Dataset items
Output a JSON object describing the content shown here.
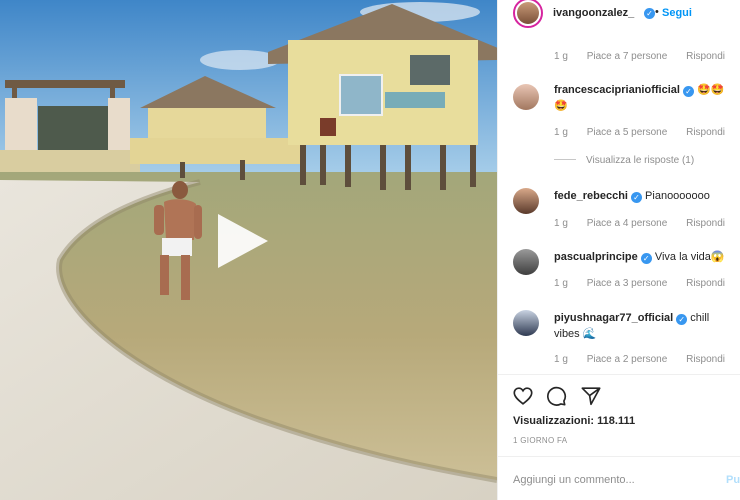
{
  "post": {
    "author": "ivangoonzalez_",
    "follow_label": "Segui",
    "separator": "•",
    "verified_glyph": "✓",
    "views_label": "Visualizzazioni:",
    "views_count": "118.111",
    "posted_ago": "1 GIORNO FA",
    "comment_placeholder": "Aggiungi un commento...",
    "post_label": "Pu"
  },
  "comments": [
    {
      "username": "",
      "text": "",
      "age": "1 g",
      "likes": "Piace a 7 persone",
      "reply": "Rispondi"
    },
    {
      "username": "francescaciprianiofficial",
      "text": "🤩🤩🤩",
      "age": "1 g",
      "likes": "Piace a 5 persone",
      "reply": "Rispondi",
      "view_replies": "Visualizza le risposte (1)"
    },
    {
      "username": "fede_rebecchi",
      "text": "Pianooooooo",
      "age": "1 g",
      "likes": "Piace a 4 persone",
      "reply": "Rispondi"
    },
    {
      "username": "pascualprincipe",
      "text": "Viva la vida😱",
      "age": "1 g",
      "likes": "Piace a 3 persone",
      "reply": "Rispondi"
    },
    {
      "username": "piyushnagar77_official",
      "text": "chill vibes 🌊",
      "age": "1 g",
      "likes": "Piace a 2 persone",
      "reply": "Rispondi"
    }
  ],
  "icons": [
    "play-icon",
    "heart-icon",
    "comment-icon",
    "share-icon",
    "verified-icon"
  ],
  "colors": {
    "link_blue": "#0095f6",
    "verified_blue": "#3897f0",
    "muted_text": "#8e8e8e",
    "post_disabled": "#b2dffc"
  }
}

---

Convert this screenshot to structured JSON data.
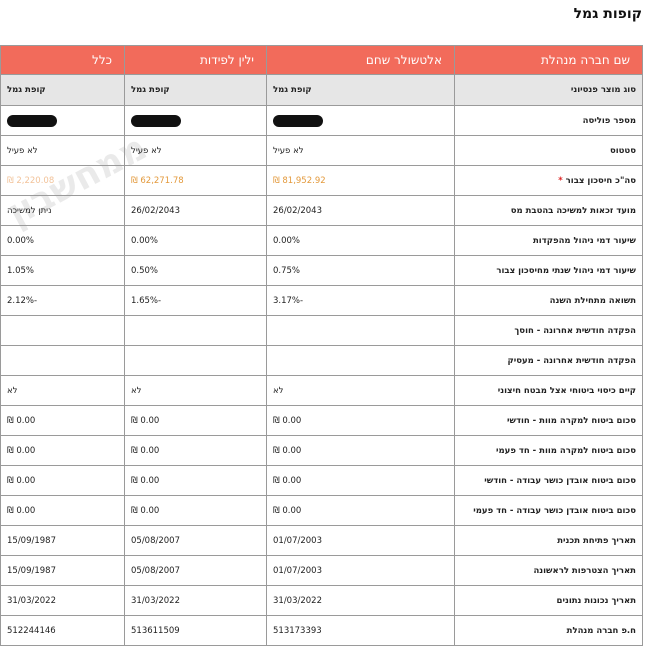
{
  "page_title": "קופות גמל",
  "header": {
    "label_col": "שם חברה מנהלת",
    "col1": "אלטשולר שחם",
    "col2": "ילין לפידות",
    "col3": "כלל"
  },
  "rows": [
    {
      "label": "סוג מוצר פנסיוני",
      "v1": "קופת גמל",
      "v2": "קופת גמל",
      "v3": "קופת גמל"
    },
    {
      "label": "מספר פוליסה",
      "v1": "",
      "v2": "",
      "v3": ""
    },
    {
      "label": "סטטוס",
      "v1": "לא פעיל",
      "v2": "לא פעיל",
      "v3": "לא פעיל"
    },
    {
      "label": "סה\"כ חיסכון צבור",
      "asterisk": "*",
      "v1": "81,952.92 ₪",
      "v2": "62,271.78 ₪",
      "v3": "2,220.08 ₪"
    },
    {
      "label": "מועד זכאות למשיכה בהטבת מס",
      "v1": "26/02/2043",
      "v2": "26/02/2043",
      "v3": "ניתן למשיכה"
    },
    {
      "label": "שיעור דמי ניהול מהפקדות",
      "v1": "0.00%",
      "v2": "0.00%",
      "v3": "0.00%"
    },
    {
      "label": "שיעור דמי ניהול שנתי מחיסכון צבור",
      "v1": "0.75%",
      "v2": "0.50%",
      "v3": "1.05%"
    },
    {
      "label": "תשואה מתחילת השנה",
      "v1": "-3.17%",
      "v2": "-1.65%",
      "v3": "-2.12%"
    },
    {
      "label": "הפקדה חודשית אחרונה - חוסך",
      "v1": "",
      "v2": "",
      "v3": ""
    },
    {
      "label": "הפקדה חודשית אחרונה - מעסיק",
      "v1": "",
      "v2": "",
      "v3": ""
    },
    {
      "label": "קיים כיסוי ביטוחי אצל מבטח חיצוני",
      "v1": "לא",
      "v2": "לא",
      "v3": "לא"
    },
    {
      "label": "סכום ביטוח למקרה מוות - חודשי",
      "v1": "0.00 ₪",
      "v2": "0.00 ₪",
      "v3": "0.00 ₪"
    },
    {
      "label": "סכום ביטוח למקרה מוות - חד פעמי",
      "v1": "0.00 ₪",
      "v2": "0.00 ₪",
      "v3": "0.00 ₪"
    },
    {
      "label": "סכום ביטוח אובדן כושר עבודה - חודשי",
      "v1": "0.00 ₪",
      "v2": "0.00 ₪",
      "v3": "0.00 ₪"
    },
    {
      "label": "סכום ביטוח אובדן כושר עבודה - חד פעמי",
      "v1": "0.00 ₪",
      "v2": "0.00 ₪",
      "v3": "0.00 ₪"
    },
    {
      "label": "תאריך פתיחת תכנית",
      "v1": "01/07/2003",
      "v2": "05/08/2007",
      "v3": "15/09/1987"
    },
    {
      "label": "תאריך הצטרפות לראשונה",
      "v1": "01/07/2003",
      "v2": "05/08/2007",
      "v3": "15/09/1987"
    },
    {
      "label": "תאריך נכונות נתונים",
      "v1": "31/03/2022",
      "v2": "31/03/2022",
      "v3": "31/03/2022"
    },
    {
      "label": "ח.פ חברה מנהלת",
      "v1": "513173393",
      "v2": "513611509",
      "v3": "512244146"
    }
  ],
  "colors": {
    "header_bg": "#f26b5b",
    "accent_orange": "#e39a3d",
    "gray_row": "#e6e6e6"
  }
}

Problem description:
Take every line from the data that contains the word "פעמי".

The completed task:
      "label": "סכום ביטוח למקרה מוות - חד פעמי",
      "label": "סכום ביטוח אובדן כושר עבודה - חד פעמי",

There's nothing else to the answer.